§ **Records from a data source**
====

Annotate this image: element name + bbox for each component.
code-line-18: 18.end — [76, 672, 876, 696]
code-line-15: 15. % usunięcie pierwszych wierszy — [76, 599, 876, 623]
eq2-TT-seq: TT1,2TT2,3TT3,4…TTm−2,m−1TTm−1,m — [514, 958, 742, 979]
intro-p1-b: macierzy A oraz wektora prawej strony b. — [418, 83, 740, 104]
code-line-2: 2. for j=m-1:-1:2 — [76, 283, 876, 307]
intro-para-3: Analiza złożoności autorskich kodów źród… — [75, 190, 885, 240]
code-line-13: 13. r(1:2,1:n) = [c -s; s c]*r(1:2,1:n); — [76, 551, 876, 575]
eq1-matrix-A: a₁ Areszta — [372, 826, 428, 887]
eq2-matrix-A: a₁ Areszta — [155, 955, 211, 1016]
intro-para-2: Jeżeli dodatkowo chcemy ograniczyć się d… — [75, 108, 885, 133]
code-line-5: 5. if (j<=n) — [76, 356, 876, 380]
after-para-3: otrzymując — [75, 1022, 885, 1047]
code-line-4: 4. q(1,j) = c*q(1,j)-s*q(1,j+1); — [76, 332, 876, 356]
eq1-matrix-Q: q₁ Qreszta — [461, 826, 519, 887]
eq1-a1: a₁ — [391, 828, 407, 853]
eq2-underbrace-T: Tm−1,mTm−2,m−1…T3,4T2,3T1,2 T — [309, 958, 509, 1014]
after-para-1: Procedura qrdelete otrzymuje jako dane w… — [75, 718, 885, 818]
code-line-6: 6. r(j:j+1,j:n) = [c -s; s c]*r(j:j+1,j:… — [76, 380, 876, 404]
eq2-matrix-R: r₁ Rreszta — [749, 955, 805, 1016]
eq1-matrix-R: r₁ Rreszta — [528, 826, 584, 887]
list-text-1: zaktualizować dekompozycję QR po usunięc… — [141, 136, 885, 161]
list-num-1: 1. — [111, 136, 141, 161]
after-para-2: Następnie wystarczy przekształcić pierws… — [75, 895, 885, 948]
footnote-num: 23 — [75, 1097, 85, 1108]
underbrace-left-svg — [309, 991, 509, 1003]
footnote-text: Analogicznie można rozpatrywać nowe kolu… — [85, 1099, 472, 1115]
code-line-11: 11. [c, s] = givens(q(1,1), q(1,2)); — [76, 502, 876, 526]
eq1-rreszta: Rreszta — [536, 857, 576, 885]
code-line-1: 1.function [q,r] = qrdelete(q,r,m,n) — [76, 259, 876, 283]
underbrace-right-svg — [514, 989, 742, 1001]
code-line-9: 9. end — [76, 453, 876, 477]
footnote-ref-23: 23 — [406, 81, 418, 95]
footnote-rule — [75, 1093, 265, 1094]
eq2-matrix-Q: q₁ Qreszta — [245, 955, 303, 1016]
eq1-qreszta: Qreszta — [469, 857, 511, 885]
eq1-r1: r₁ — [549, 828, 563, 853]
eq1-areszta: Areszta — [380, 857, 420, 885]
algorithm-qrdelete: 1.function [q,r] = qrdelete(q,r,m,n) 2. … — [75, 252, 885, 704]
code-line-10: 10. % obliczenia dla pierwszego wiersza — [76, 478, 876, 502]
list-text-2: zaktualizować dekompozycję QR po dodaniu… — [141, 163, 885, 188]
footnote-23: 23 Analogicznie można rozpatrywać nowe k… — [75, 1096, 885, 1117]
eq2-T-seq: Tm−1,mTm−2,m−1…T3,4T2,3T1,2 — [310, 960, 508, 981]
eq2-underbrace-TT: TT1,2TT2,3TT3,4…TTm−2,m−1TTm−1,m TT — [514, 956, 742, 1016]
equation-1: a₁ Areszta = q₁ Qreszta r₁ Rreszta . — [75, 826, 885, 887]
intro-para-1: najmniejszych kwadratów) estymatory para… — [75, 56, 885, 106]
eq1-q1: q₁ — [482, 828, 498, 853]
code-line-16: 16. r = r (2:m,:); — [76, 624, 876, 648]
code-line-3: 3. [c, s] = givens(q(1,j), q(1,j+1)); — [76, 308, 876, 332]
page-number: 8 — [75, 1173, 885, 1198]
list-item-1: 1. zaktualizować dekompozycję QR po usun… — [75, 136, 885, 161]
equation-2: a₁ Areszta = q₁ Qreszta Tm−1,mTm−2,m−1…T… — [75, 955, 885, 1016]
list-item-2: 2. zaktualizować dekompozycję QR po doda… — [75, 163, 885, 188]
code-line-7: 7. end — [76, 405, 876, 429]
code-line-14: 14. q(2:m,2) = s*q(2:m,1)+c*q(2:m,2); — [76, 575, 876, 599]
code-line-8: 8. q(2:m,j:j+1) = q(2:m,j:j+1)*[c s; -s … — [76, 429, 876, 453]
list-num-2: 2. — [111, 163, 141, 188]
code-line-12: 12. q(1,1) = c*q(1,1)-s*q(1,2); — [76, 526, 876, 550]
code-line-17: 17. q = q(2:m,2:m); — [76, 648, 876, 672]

====

§ **The exercise**
Reproduce every line of the material above verbatim, keeping the original order and changing nothing.

§ **Task result**
Annotate this image: element name + bbox for each component.
code-line-18: 18.end — [76, 672, 876, 696]
code-line-15: 15. % usunięcie pierwszych wierszy — [76, 599, 876, 623]
eq2-TT-seq: TT1,2TT2,3TT3,4…TTm−2,m−1TTm−1,m — [514, 958, 742, 979]
intro-p1-b: macierzy A oraz wektora prawej strony b. — [418, 83, 740, 104]
code-line-2: 2. for j=m-1:-1:2 — [76, 283, 876, 307]
intro-para-3: Analiza złożoności autorskich kodów źród… — [75, 190, 885, 240]
code-line-13: 13. r(1:2,1:n) = [c -s; s c]*r(1:2,1:n); — [76, 551, 876, 575]
eq1-matrix-A: a₁ Areszta — [372, 826, 428, 887]
eq2-matrix-A: a₁ Areszta — [155, 955, 211, 1016]
intro-para-2: Jeżeli dodatkowo chcemy ograniczyć się d… — [75, 108, 885, 133]
code-line-5: 5. if (j<=n) — [76, 356, 876, 380]
after-para-3: otrzymując — [75, 1022, 885, 1047]
code-line-4: 4. q(1,j) = c*q(1,j)-s*q(1,j+1); — [76, 332, 876, 356]
eq1-matrix-Q: q₁ Qreszta — [461, 826, 519, 887]
eq1-a1: a₁ — [391, 828, 407, 853]
eq2-underbrace-T: Tm−1,mTm−2,m−1…T3,4T2,3T1,2 T — [309, 958, 509, 1014]
after-para-1: Procedura qrdelete otrzymuje jako dane w… — [75, 718, 885, 818]
code-line-6: 6. r(j:j+1,j:n) = [c -s; s c]*r(j:j+1,j:… — [76, 380, 876, 404]
eq2-matrix-R: r₁ Rreszta — [749, 955, 805, 1016]
eq1-matrix-R: r₁ Rreszta — [528, 826, 584, 887]
list-text-1: zaktualizować dekompozycję QR po usunięc… — [141, 136, 885, 161]
list-num-1: 1. — [111, 136, 141, 161]
after-para-2: Następnie wystarczy przekształcić pierws… — [75, 895, 885, 948]
footnote-num: 23 — [75, 1097, 85, 1108]
underbrace-left-svg — [309, 991, 509, 1003]
footnote-text: Analogicznie można rozpatrywać nowe kolu… — [85, 1099, 472, 1115]
code-line-11: 11. [c, s] = givens(q(1,1), q(1,2)); — [76, 502, 876, 526]
eq1-rreszta: Rreszta — [536, 857, 576, 885]
code-line-1: 1.function [q,r] = qrdelete(q,r,m,n) — [76, 259, 876, 283]
underbrace-right-svg — [514, 989, 742, 1001]
code-line-9: 9. end — [76, 453, 876, 477]
footnote-ref-23: 23 — [406, 81, 418, 95]
footnote-rule — [75, 1093, 265, 1094]
eq2-matrix-Q: q₁ Qreszta — [245, 955, 303, 1016]
eq1-qreszta: Qreszta — [469, 857, 511, 885]
eq1-r1: r₁ — [549, 828, 563, 853]
eq1-areszta: Areszta — [380, 857, 420, 885]
algorithm-qrdelete: 1.function [q,r] = qrdelete(q,r,m,n) 2. … — [75, 252, 885, 704]
code-line-10: 10. % obliczenia dla pierwszego wiersza — [76, 478, 876, 502]
list-text-2: zaktualizować dekompozycję QR po dodaniu… — [141, 163, 885, 188]
footnote-23: 23 Analogicznie można rozpatrywać nowe k… — [75, 1096, 885, 1117]
eq2-T-seq: Tm−1,mTm−2,m−1…T3,4T2,3T1,2 — [310, 960, 508, 981]
eq2-underbrace-TT: TT1,2TT2,3TT3,4…TTm−2,m−1TTm−1,m TT — [514, 956, 742, 1016]
equation-1: a₁ Areszta = q₁ Qreszta r₁ Rreszta . — [75, 826, 885, 887]
intro-para-1: najmniejszych kwadratów) estymatory para… — [75, 56, 885, 106]
eq1-q1: q₁ — [482, 828, 498, 853]
code-line-16: 16. r = r (2:m,:); — [76, 624, 876, 648]
code-line-3: 3. [c, s] = givens(q(1,j), q(1,j+1)); — [76, 308, 876, 332]
page-number: 8 — [75, 1173, 885, 1198]
list-item-1: 1. zaktualizować dekompozycję QR po usun… — [75, 136, 885, 161]
equation-2: a₁ Areszta = q₁ Qreszta Tm−1,mTm−2,m−1…T… — [75, 955, 885, 1016]
list-item-2: 2. zaktualizować dekompozycję QR po doda… — [75, 163, 885, 188]
code-line-7: 7. end — [76, 405, 876, 429]
code-line-14: 14. q(2:m,2) = s*q(2:m,1)+c*q(2:m,2); — [76, 575, 876, 599]
code-line-8: 8. q(2:m,j:j+1) = q(2:m,j:j+1)*[c s; -s … — [76, 429, 876, 453]
list-num-2: 2. — [111, 163, 141, 188]
code-line-12: 12. q(1,1) = c*q(1,1)-s*q(1,2); — [76, 526, 876, 550]
code-line-17: 17. q = q(2:m,2:m); — [76, 648, 876, 672]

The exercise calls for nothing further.